Goal of the exercise: Pull out every line in the records that contains the word "Vaccin", and copy each one in full. Matching is case-sensitive.

Data listing:

================================

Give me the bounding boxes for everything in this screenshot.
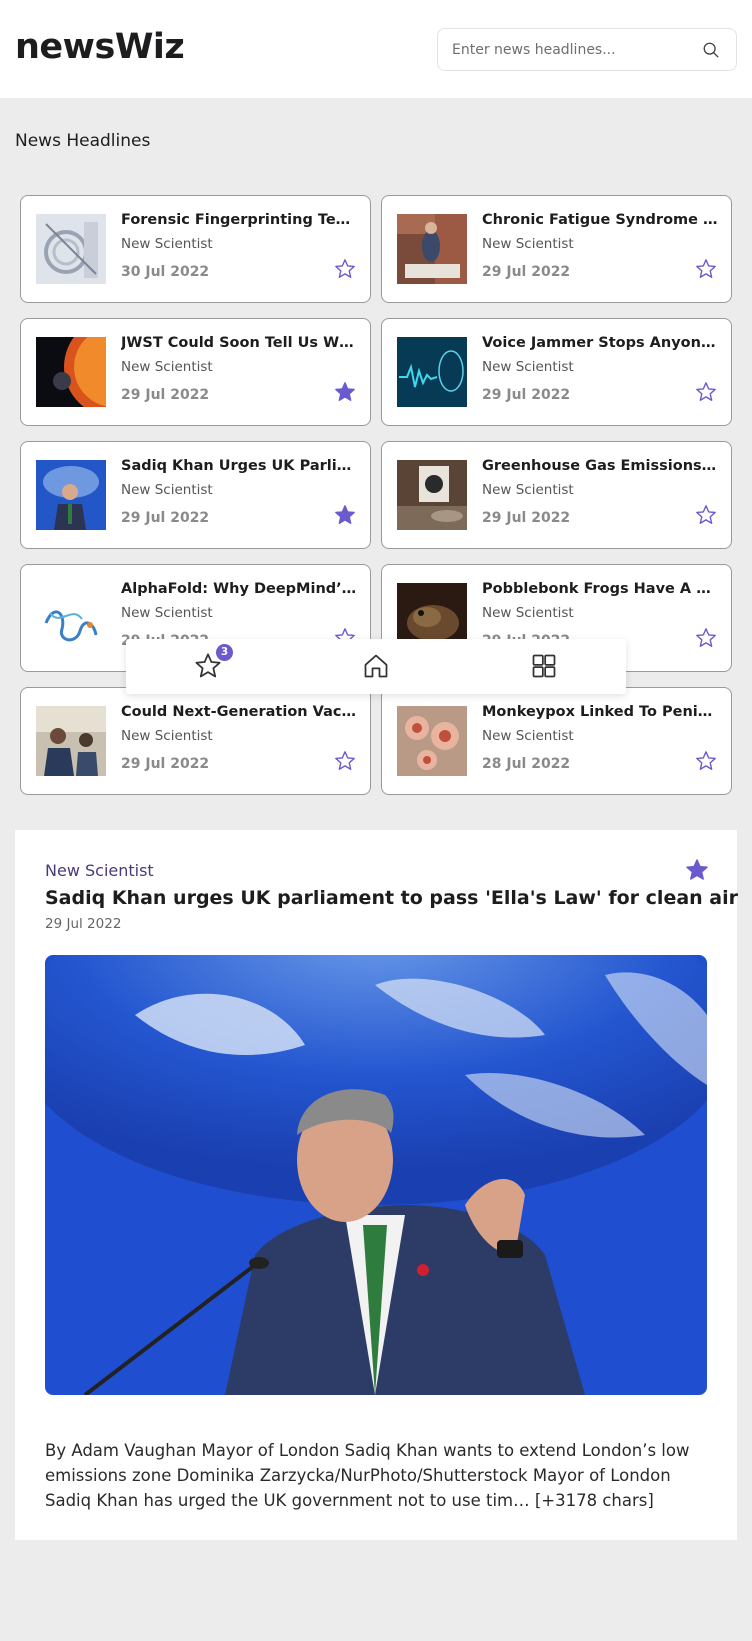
headline-title[interactable]: AlphaFold: Why DeepMind’s Pro... <box>121 581 357 597</box>
search-box[interactable] <box>437 28 737 71</box>
headline-title[interactable]: Greenhouse Gas Emissions Are ... <box>482 458 718 474</box>
headline-card[interactable]: Monkeypox Linked To Penis Sw... New Scie… <box>381 687 732 795</box>
thumbnail-image <box>36 706 106 776</box>
headline-card[interactable]: Forensic Fingerprinting Techniques... Ne… <box>20 195 371 303</box>
headline-source: New Scientist <box>121 728 213 744</box>
star-filled-icon[interactable] <box>334 381 356 403</box>
favorites-count-badge: 3 <box>216 644 233 661</box>
bottom-nav: 3 <box>126 639 626 694</box>
headline-title[interactable]: Chronic Fatigue Syndrome May... <box>482 212 718 228</box>
thumbnail-image <box>397 460 467 530</box>
thumbnail-image <box>36 583 106 653</box>
star-outline-icon[interactable] <box>334 750 356 772</box>
headline-title[interactable]: Monkeypox Linked To Penis Sw... <box>482 704 718 720</box>
app-logo[interactable]: newsWiz <box>15 27 185 67</box>
headline-card[interactable]: Voice Jammer Stops Anyone Fr... New Scie… <box>381 318 732 426</box>
headline-source: New Scientist <box>482 482 574 498</box>
thumbnail-image <box>36 460 106 530</box>
article-body: By Adam Vaughan Mayor of London Sadiq Kh… <box>45 1441 690 1510</box>
star-filled-icon[interactable] <box>685 858 709 882</box>
star-outline-icon[interactable] <box>695 504 717 526</box>
headline-date: 29 Jul 2022 <box>482 510 571 526</box>
headline-date: 29 Jul 2022 <box>482 387 571 403</box>
search-icon[interactable] <box>702 41 720 59</box>
headline-card[interactable]: Greenhouse Gas Emissions Are ... New Sci… <box>381 441 732 549</box>
search-input[interactable] <box>452 39 692 61</box>
star-outline-icon[interactable] <box>695 750 717 772</box>
app-header: newsWiz <box>0 0 752 98</box>
star-filled-icon[interactable] <box>334 504 356 526</box>
article-source: New Scientist <box>45 861 154 880</box>
headline-date: 29 Jul 2022 <box>121 756 210 772</box>
section-title: News Headlines <box>15 131 151 151</box>
headline-title[interactable]: Forensic Fingerprinting Techniques... <box>121 212 357 228</box>
article-image <box>45 955 707 1395</box>
headline-source: New Scientist <box>121 359 213 375</box>
headline-source: New Scientist <box>121 605 213 621</box>
headline-title[interactable]: Pobblebonk Frogs Have A Weir... <box>482 581 718 597</box>
headline-card[interactable]: Chronic Fatigue Syndrome May... New Scie… <box>381 195 732 303</box>
headline-date: 29 Jul 2022 <box>482 264 571 280</box>
headline-source: New Scientist <box>121 482 213 498</box>
thumbnail-image <box>397 706 467 776</box>
home-icon[interactable] <box>362 652 390 680</box>
article-date: 29 Jul 2022 <box>45 916 122 932</box>
headline-title[interactable]: Could Next-Generation Vaccin... <box>121 704 357 720</box>
thumbnail-image <box>36 337 106 407</box>
thumbnail-image <box>397 337 467 407</box>
thumbnail-image <box>397 214 467 284</box>
headline-title[interactable]: Sadiq Khan Urges UK Parliame... <box>121 458 357 474</box>
headline-source: New Scientist <box>121 236 213 252</box>
article-title: Sadiq Khan urges UK parliament to pass '… <box>45 887 738 909</box>
grid-icon[interactable] <box>530 652 558 680</box>
headline-date: 30 Jul 2022 <box>121 264 210 280</box>
headline-card[interactable]: Sadiq Khan Urges UK Parliame... New Scie… <box>20 441 371 549</box>
star-outline-icon[interactable] <box>695 258 717 280</box>
headline-source: New Scientist <box>482 359 574 375</box>
headline-source: New Scientist <box>482 236 574 252</box>
headline-card[interactable]: JWST Could Soon Tell Us What ... New Sci… <box>20 318 371 426</box>
star-outline-icon[interactable] <box>695 627 717 649</box>
headline-date: 29 Jul 2022 <box>121 387 210 403</box>
headline-title[interactable]: Voice Jammer Stops Anyone Fr... <box>482 335 718 351</box>
headline-date: 29 Jul 2022 <box>121 510 210 526</box>
article-detail: New Scientist Sadiq Khan urges UK parlia… <box>15 830 738 1540</box>
star-outline-icon[interactable] <box>334 258 356 280</box>
thumbnail-image <box>36 214 106 284</box>
headline-date: 28 Jul 2022 <box>482 756 571 772</box>
headline-source: New Scientist <box>482 605 574 621</box>
star-outline-icon[interactable] <box>695 381 717 403</box>
headline-card[interactable]: Could Next-Generation Vaccin... New Scie… <box>20 687 371 795</box>
headline-source: New Scientist <box>482 728 574 744</box>
headline-title[interactable]: JWST Could Soon Tell Us What ... <box>121 335 357 351</box>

================================

Solution for this exercise:
headline-title[interactable]: Could Next-Generation Vaccin... <box>121 704 357 720</box>
headline-card[interactable]: Could Next-Generation Vaccin... New Scie… <box>20 687 371 795</box>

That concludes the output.